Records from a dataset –

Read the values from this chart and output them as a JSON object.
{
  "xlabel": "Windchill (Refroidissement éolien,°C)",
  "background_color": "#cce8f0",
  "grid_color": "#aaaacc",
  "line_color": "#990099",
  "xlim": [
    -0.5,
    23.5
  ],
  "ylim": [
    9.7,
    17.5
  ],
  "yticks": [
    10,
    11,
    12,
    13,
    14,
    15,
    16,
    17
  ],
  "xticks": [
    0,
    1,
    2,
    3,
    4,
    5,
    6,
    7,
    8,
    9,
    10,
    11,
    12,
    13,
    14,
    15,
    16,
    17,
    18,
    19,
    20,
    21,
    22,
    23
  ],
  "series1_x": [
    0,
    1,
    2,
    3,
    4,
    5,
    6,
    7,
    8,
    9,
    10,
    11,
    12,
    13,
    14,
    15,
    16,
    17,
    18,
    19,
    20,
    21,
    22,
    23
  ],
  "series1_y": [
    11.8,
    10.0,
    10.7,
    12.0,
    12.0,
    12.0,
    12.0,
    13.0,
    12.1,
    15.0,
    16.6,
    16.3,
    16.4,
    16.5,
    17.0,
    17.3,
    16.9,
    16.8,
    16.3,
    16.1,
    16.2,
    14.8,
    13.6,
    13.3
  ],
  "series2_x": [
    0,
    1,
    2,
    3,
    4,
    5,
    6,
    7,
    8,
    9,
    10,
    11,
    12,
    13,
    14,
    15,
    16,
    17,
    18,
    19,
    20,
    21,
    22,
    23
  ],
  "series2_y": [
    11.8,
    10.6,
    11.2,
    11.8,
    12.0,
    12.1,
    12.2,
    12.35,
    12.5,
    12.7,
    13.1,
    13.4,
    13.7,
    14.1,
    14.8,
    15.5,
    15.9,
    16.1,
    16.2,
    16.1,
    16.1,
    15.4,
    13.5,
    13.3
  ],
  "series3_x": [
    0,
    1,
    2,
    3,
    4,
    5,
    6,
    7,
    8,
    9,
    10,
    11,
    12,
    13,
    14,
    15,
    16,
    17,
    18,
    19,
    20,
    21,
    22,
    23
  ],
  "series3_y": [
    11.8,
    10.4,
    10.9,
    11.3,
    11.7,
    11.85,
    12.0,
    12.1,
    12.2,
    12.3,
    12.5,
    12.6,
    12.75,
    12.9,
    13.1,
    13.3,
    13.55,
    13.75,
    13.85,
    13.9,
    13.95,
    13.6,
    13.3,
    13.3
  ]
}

GIVEN TASK –
Copy the material above, line for line.

PROBLEM SOLUTION –
Read the values from this chart and output them as a JSON object.
{
  "xlabel": "Windchill (Refroidissement éolien,°C)",
  "background_color": "#cce8f0",
  "grid_color": "#aaaacc",
  "line_color": "#990099",
  "xlim": [
    -0.5,
    23.5
  ],
  "ylim": [
    9.7,
    17.5
  ],
  "yticks": [
    10,
    11,
    12,
    13,
    14,
    15,
    16,
    17
  ],
  "xticks": [
    0,
    1,
    2,
    3,
    4,
    5,
    6,
    7,
    8,
    9,
    10,
    11,
    12,
    13,
    14,
    15,
    16,
    17,
    18,
    19,
    20,
    21,
    22,
    23
  ],
  "series1_x": [
    0,
    1,
    2,
    3,
    4,
    5,
    6,
    7,
    8,
    9,
    10,
    11,
    12,
    13,
    14,
    15,
    16,
    17,
    18,
    19,
    20,
    21,
    22,
    23
  ],
  "series1_y": [
    11.8,
    10.0,
    10.7,
    12.0,
    12.0,
    12.0,
    12.0,
    13.0,
    12.1,
    15.0,
    16.6,
    16.3,
    16.4,
    16.5,
    17.0,
    17.3,
    16.9,
    16.8,
    16.3,
    16.1,
    16.2,
    14.8,
    13.6,
    13.3
  ],
  "series2_x": [
    0,
    1,
    2,
    3,
    4,
    5,
    6,
    7,
    8,
    9,
    10,
    11,
    12,
    13,
    14,
    15,
    16,
    17,
    18,
    19,
    20,
    21,
    22,
    23
  ],
  "series2_y": [
    11.8,
    10.6,
    11.2,
    11.8,
    12.0,
    12.1,
    12.2,
    12.35,
    12.5,
    12.7,
    13.1,
    13.4,
    13.7,
    14.1,
    14.8,
    15.5,
    15.9,
    16.1,
    16.2,
    16.1,
    16.1,
    15.4,
    13.5,
    13.3
  ],
  "series3_x": [
    0,
    1,
    2,
    3,
    4,
    5,
    6,
    7,
    8,
    9,
    10,
    11,
    12,
    13,
    14,
    15,
    16,
    17,
    18,
    19,
    20,
    21,
    22,
    23
  ],
  "series3_y": [
    11.8,
    10.4,
    10.9,
    11.3,
    11.7,
    11.85,
    12.0,
    12.1,
    12.2,
    12.3,
    12.5,
    12.6,
    12.75,
    12.9,
    13.1,
    13.3,
    13.55,
    13.75,
    13.85,
    13.9,
    13.95,
    13.6,
    13.3,
    13.3
  ]
}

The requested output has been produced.